◆ **ENTRIES SHOWN**
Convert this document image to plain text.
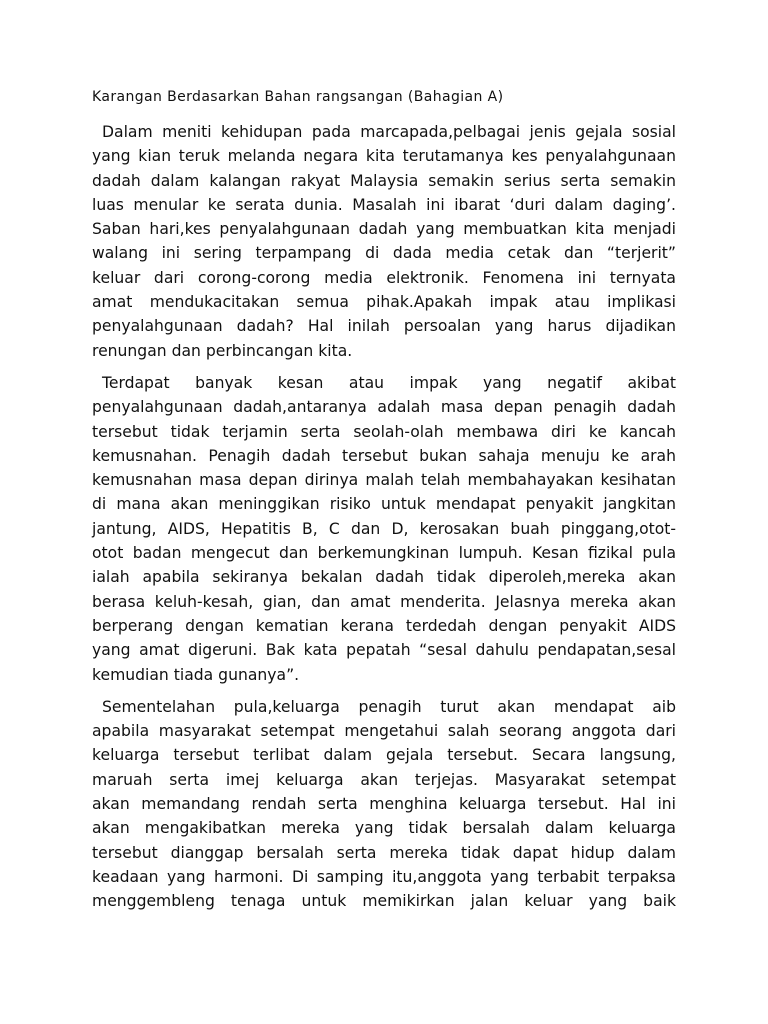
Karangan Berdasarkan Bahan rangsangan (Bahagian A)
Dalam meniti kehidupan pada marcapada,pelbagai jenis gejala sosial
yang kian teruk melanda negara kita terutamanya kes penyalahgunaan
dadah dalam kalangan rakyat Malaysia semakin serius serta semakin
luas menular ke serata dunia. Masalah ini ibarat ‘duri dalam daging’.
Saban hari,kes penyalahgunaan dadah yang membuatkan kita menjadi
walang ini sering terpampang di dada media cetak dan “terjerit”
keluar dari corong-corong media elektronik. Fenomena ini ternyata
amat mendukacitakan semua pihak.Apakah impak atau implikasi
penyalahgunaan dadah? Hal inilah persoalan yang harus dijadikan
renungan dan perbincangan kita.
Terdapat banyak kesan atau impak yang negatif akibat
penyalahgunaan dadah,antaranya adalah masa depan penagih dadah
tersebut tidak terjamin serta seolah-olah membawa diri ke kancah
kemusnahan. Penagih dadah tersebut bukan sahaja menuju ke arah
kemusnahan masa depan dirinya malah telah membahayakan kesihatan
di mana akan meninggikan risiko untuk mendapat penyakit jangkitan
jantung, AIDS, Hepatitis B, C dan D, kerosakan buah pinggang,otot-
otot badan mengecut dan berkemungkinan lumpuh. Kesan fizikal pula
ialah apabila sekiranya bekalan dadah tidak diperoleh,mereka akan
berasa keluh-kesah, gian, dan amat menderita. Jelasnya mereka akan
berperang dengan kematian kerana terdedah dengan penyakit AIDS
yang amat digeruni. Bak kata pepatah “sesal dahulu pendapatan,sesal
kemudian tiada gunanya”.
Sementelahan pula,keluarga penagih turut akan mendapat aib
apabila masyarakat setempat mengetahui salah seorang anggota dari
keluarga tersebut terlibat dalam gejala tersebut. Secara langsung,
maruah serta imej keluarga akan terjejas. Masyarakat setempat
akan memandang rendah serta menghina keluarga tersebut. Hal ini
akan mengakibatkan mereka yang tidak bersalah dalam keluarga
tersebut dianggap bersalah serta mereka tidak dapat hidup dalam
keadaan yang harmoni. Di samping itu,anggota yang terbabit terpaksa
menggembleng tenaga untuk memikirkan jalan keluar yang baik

◆ **WRITTEN INSTRUCTION**
In your copy of the listing above, reproduce each line exactly and omit all pictures.

◆ **RESPONSE**
Convert this document image to plain text.
Karangan Berdasarkan Bahan rangsangan (Bahagian A)
Dalam meniti kehidupan pada marcapada,pelbagai jenis gejala sosial
yang kian teruk melanda negara kita terutamanya kes penyalahgunaan
dadah dalam kalangan rakyat Malaysia semakin serius serta semakin
luas menular ke serata dunia. Masalah ini ibarat ‘duri dalam daging’.
Saban hari,kes penyalahgunaan dadah yang membuatkan kita menjadi
walang ini sering terpampang di dada media cetak dan “terjerit”
keluar dari corong-corong media elektronik. Fenomena ini ternyata
amat mendukacitakan semua pihak.Apakah impak atau implikasi
penyalahgunaan dadah? Hal inilah persoalan yang harus dijadikan
renungan dan perbincangan kita.
Terdapat banyak kesan atau impak yang negatif akibat
penyalahgunaan dadah,antaranya adalah masa depan penagih dadah
tersebut tidak terjamin serta seolah-olah membawa diri ke kancah
kemusnahan. Penagih dadah tersebut bukan sahaja menuju ke arah
kemusnahan masa depan dirinya malah telah membahayakan kesihatan
di mana akan meninggikan risiko untuk mendapat penyakit jangkitan
jantung, AIDS, Hepatitis B, C dan D, kerosakan buah pinggang,otot-
otot badan mengecut dan berkemungkinan lumpuh. Kesan fizikal pula
ialah apabila sekiranya bekalan dadah tidak diperoleh,mereka akan
berasa keluh-kesah, gian, dan amat menderita. Jelasnya mereka akan
berperang dengan kematian kerana terdedah dengan penyakit AIDS
yang amat digeruni. Bak kata pepatah “sesal dahulu pendapatan,sesal
kemudian tiada gunanya”.
Sementelahan pula,keluarga penagih turut akan mendapat aib
apabila masyarakat setempat mengetahui salah seorang anggota dari
keluarga tersebut terlibat dalam gejala tersebut. Secara langsung,
maruah serta imej keluarga akan terjejas. Masyarakat setempat
akan memandang rendah serta menghina keluarga tersebut. Hal ini
akan mengakibatkan mereka yang tidak bersalah dalam keluarga
tersebut dianggap bersalah serta mereka tidak dapat hidup dalam
keadaan yang harmoni. Di samping itu,anggota yang terbabit terpaksa
menggembleng tenaga untuk memikirkan jalan keluar yang baik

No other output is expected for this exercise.